Stored entries
:::::

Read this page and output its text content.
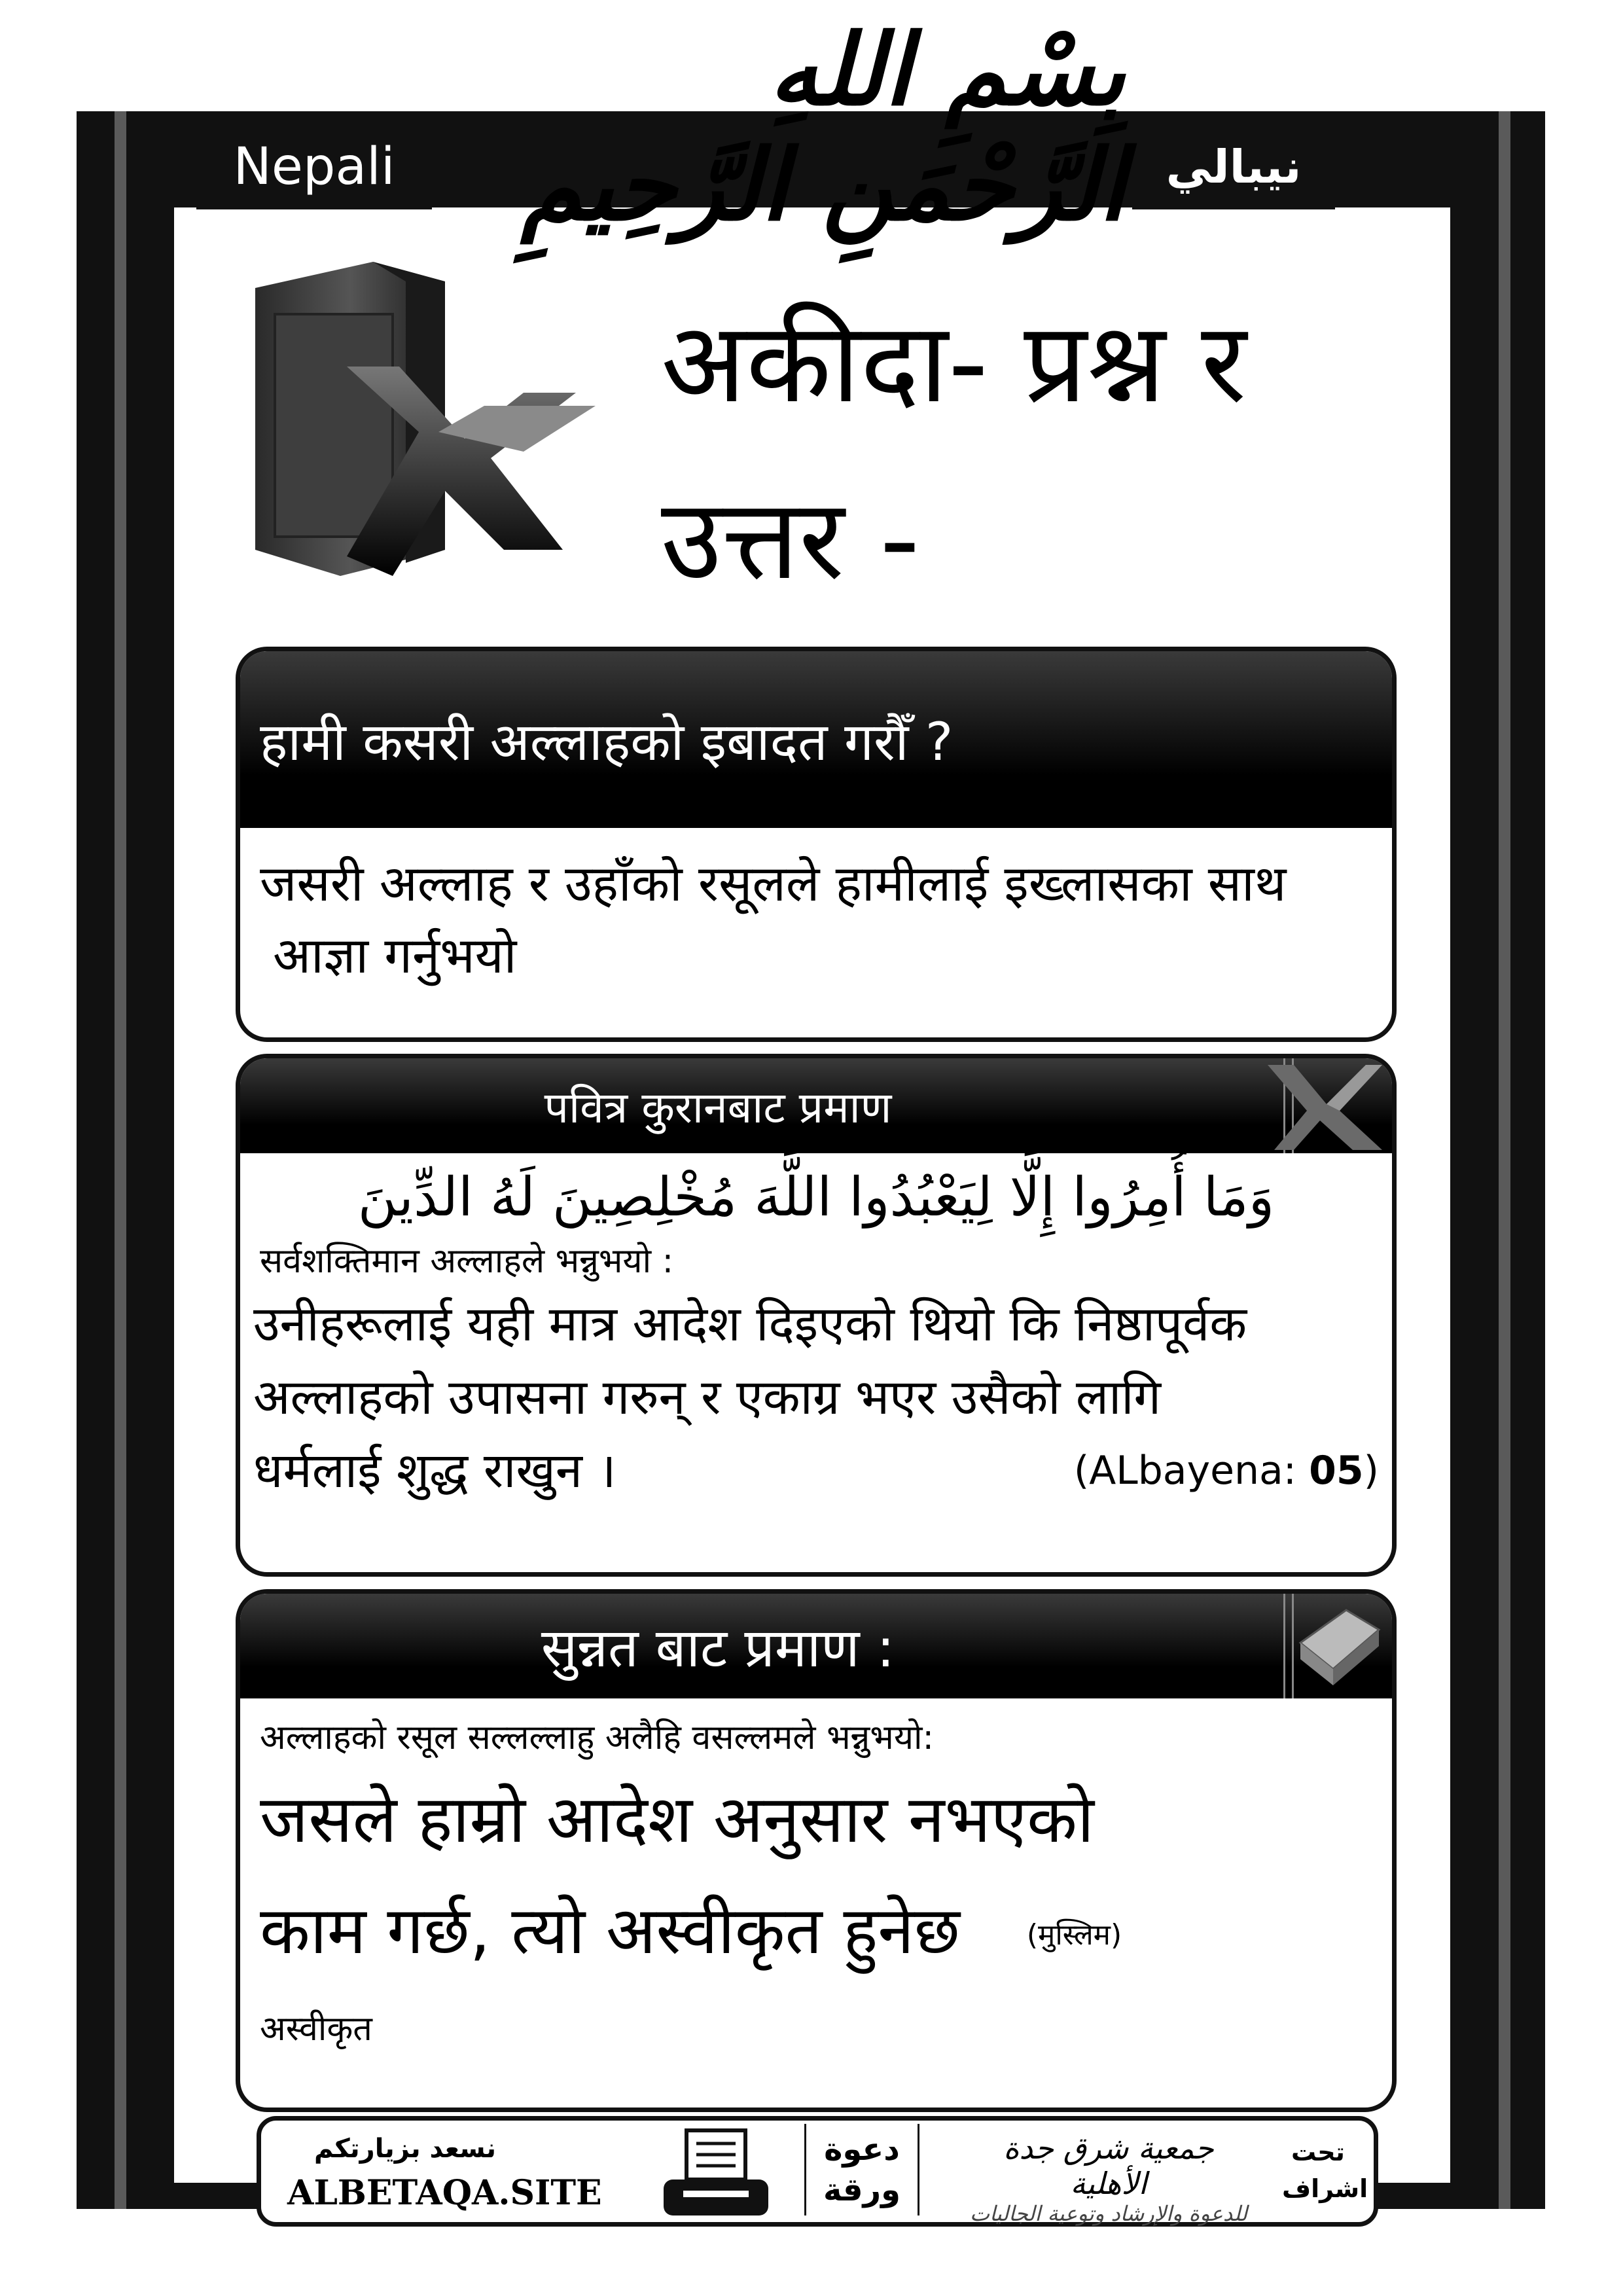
Nepali	نيبالي
بِسْمِ اللهِ الرَّحْمَنِ الرَّحِيمِ
अकीदा- प्रश्न र
उत्तर -
हामी कसरी अल्लाहको इबादत गरौँ ?
जसरी अल्लाह र उहाँको रसूलले हामीलाई इख्लासका साथ
आज्ञा गर्नुभयो
पवित्र कुरानबाट प्रमाण
وَمَا أُمِرُوا إِلَّا لِيَعْبُدُوا اللَّهَ مُخْلِصِينَ لَهُ الدِّينَ
सर्वशक्तिमान अल्लाहले भन्नुभयो :
उनीहरूलाई यही मात्र आदेश दिइएको थियो कि निष्ठापूर्वक
अल्लाहको उपासना गरुन् र एकाग्र भएर उसैको लागि
धर्मलाई शुद्ध राखुन ।	(ALbayena: 05)
सुन्नत बाट प्रमाण :
अल्लाहको रसूल सल्लल्लाहु अलैहि वसल्लमले भन्नुभयो:
जसले हाम्रो आदेश अनुसार नभएको
काम गर्छ, त्यो अस्वीकृत हुनेछ (मुस्लिम)
अस्वीकृत
نسعد بزيارتكم
ALBETAQA.SITE
دعوة ورقة
جمعية شرق جدة الأهلية
للدعوة والإرشاد وتوعية الجاليات
تحت
اشراف
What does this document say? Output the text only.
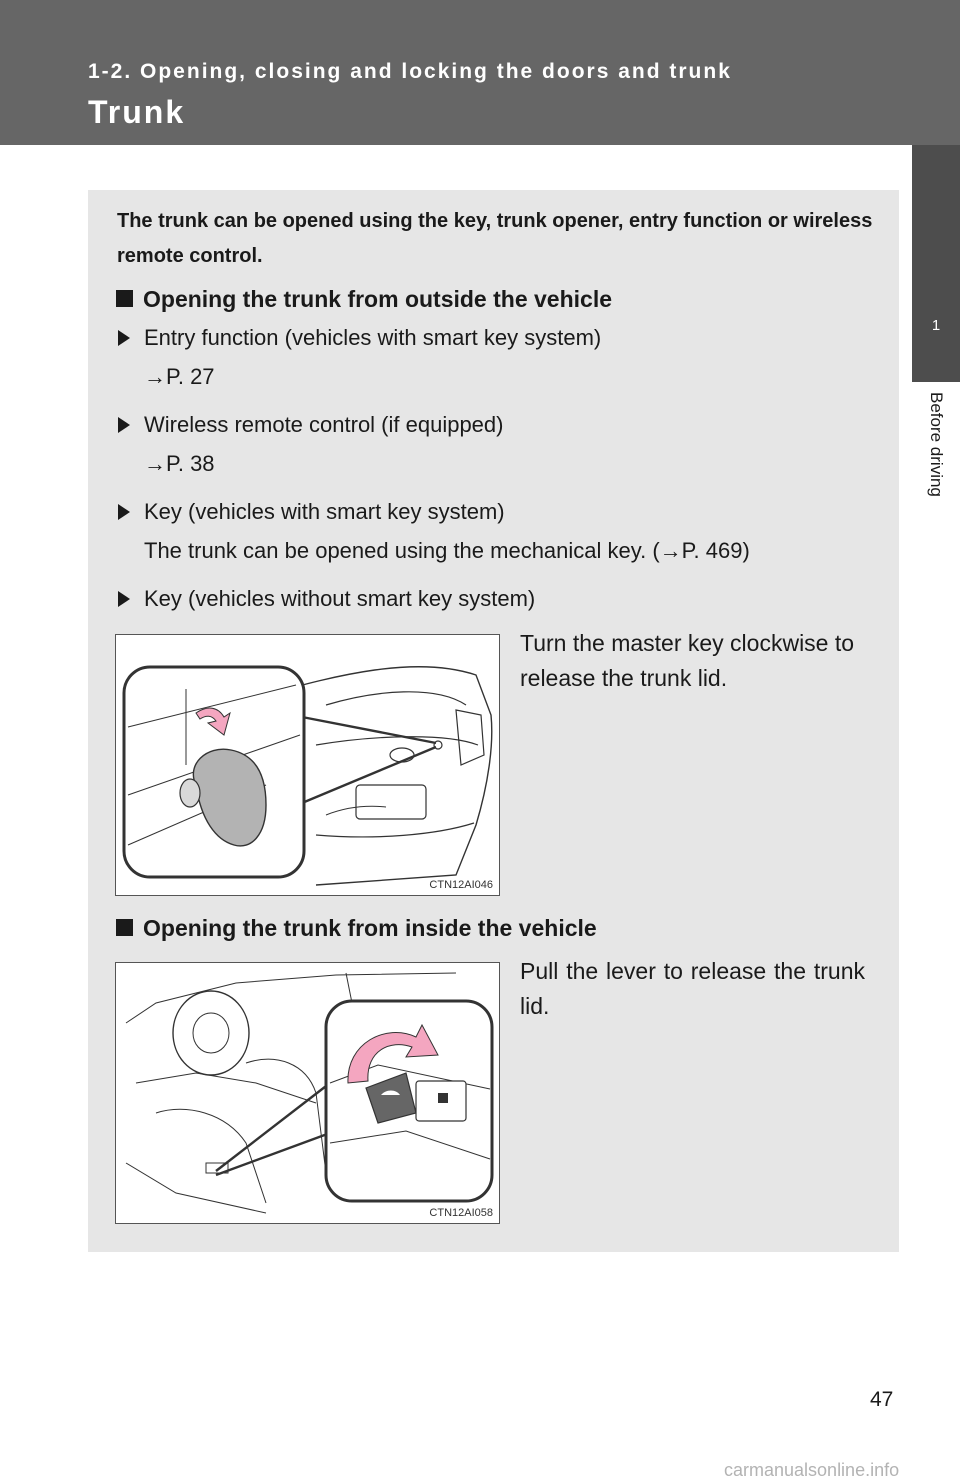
1-2. Opening, closing and locking the doors and trunk
Trunk
1
Before driving
The trunk can be opened using the key, trunk opener, entry function or wireless remote control.
Opening the trunk from outside the vehicle
Entry function (vehicles with smart key system)
→P. 27
Wireless remote control (if equipped)
→P. 38
Key (vehicles with smart key system)
The trunk can be opened using the mechanical key. (→P. 469)
Key (vehicles without smart key system)
CTN12AI046
Turn the master key clockwise to release the trunk lid.
Opening the trunk from inside the vehicle
CTN12AI058
Pull the lever to release the trunk lid.
47
carmanualsonline.info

:::::

What needs to be done
Reproduce the entries above exactly. Do not include the images.

Exercise solution
Read this page and output its text content.
Nepali	نيبالي
بِسْمِ اللهِ الرَّحْمَنِ الرَّحِيمِ
अकीदा- प्रश्न र
उत्तर -
हामी कसरी अल्लाहको इबादत गरौँ ?
जसरी अल्लाह र उहाँको रसूलले हामीलाई इख्लासका साथ
आज्ञा गर्नुभयो
पवित्र कुरानबाट प्रमाण
وَمَا أُمِرُوا إِلَّا لِيَعْبُدُوا اللَّهَ مُخْلِصِينَ لَهُ الدِّينَ
सर्वशक्तिमान अल्लाहले भन्नुभयो :
उनीहरूलाई यही मात्र आदेश दिइएको थियो कि निष्ठापूर्वक
अल्लाहको उपासना गरुन् र एकाग्र भएर उसैको लागि
धर्मलाई शुद्ध राखुन ।	(ALbayena: 05)
सुन्नत बाट प्रमाण :
अल्लाहको रसूल सल्लल्लाहु अलैहि वसल्लमले भन्नुभयो:
जसले हाम्रो आदेश अनुसार नभएको
काम गर्छ, त्यो अस्वीकृत हुनेछ (मुस्लिम)
अस्वीकृत
نسعد بزيارتكم
ALBETAQA.SITE
دعوة ورقة
جمعية شرق جدة الأهلية
للدعوة والإرشاد وتوعية الجاليات
تحت
اشراف
What does this document say? Output the text only.
1-2. Opening, closing and locking the doors and trunk
Trunk
1
Before driving
The trunk can be opened using the key, trunk opener, entry function or wireless remote control.
Opening the trunk from outside the vehicle
Entry function (vehicles with smart key system)
→P. 27
Wireless remote control (if equipped)
→P. 38
Key (vehicles with smart key system)
The trunk can be opened using the mechanical key. (→P. 469)
Key (vehicles without smart key system)
CTN12AI046
Turn the master key clockwise to release the trunk lid.
Opening the trunk from inside the vehicle
CTN12AI058
Pull the lever to release the trunk lid.
47
carmanualsonline.info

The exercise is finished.